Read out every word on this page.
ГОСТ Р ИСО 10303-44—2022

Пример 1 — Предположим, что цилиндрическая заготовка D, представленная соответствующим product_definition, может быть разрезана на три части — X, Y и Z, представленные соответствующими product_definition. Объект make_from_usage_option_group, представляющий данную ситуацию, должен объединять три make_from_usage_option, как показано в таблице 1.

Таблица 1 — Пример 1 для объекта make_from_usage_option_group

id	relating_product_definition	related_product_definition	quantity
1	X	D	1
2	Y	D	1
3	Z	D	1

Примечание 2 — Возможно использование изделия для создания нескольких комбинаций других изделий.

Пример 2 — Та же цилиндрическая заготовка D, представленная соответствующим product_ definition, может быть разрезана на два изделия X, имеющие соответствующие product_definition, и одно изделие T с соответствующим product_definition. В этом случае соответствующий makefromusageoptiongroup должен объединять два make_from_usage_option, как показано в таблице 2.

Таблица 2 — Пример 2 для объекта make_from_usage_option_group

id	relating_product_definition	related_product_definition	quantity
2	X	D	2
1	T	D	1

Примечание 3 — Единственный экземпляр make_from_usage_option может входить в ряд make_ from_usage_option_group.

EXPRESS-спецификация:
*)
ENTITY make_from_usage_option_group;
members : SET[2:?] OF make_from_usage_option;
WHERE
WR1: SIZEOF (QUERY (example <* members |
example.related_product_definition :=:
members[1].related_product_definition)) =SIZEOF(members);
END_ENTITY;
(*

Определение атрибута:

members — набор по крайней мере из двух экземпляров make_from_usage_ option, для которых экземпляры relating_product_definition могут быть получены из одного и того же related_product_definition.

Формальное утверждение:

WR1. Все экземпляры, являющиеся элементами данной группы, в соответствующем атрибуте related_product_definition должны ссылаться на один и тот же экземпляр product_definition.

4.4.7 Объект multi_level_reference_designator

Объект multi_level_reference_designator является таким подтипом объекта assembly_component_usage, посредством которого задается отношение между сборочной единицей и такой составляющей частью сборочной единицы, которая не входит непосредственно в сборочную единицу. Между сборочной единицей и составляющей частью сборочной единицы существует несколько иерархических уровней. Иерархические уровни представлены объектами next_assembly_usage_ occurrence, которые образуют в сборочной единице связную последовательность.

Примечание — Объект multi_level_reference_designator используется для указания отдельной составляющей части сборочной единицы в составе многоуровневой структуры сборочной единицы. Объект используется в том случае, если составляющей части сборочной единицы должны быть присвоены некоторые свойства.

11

◇ ◇ ◇

**DO THIS:** Which lines contain the word "показано"? Copy each one.

**ANSWER FOR THIS EXERCISE:**
Пример 1 — Предположим, что цилиндрическая заготовка D, представленная соответствующим product_definition, может быть разрезана на три части — X, Y и Z, представленные соответствующими product_definition. Объект make_from_usage_option_group, представляющий данную ситуацию, должен объединять три make_from_usage_option, как показано в таблице 1.
Пример 2 — Та же цилиндрическая заготовка D, представленная соответствующим product_ definition, может быть разрезана на два изделия X, имеющие соответствующие product_definition, и одно изделие T с соответствующим product_definition. В этом случае соответствующий makefromusageoptiongroup должен объединять два make_from_usage_option, как показано в таблице 2.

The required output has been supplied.